____ RECORDS SUPPLIED

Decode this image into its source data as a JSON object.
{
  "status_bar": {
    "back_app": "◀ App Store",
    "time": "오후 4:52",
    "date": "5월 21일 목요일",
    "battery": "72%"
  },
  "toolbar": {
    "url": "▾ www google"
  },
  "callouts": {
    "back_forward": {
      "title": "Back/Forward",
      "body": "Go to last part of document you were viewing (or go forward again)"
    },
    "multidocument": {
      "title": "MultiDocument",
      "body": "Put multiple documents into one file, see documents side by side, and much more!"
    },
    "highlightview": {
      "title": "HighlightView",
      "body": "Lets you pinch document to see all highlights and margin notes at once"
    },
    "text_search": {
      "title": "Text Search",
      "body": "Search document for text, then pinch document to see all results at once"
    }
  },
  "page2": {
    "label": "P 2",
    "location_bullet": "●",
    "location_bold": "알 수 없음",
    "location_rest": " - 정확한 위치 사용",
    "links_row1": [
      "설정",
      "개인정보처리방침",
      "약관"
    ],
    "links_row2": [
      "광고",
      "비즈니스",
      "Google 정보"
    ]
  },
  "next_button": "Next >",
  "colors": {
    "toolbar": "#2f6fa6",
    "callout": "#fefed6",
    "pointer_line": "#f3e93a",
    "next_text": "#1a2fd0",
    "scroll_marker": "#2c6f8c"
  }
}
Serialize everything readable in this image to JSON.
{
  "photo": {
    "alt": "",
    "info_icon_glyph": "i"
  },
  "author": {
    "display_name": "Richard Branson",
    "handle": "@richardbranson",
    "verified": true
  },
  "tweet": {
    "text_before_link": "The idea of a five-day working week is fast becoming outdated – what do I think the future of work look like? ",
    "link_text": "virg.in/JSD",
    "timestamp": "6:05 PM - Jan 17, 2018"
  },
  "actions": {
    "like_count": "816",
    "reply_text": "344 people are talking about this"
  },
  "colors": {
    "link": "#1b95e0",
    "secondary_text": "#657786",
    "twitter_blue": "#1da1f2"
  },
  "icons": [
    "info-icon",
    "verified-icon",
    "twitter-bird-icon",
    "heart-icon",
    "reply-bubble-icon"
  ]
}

________

## [WHAT THE EXERCISE ASKS]
Recopy the entries above in their entirety, exactly.

## [IN RESPONSE]
Decode this image into its source data as a JSON object.
{
  "status_bar": {
    "back_app": "◀ App Store",
    "time": "오후 4:52",
    "date": "5월 21일 목요일",
    "battery": "72%"
  },
  "toolbar": {
    "url": "▾ www google"
  },
  "callouts": {
    "back_forward": {
      "title": "Back/Forward",
      "body": "Go to last part of document you were viewing (or go forward again)"
    },
    "multidocument": {
      "title": "MultiDocument",
      "body": "Put multiple documents into one file, see documents side by side, and much more!"
    },
    "highlightview": {
      "title": "HighlightView",
      "body": "Lets you pinch document to see all highlights and margin notes at once"
    },
    "text_search": {
      "title": "Text Search",
      "body": "Search document for text, then pinch document to see all results at once"
    }
  },
  "page2": {
    "label": "P 2",
    "location_bullet": "●",
    "location_bold": "알 수 없음",
    "location_rest": " - 정확한 위치 사용",
    "links_row1": [
      "설정",
      "개인정보처리방침",
      "약관"
    ],
    "links_row2": [
      "광고",
      "비즈니스",
      "Google 정보"
    ]
  },
  "next_button": "Next >",
  "colors": {
    "toolbar": "#2f6fa6",
    "callout": "#fefed6",
    "pointer_line": "#f3e93a",
    "next_text": "#1a2fd0",
    "scroll_marker": "#2c6f8c"
  }
}
Serialize everything readable in this image to JSON.
{
  "photo": {
    "alt": "",
    "info_icon_glyph": "i"
  },
  "author": {
    "display_name": "Richard Branson",
    "handle": "@richardbranson",
    "verified": true
  },
  "tweet": {
    "text_before_link": "The idea of a five-day working week is fast becoming outdated – what do I think the future of work look like? ",
    "link_text": "virg.in/JSD",
    "timestamp": "6:05 PM - Jan 17, 2018"
  },
  "actions": {
    "like_count": "816",
    "reply_text": "344 people are talking about this"
  },
  "colors": {
    "link": "#1b95e0",
    "secondary_text": "#657786",
    "twitter_blue": "#1da1f2"
  },
  "icons": [
    "info-icon",
    "verified-icon",
    "twitter-bird-icon",
    "heart-icon",
    "reply-bubble-icon"
  ]
}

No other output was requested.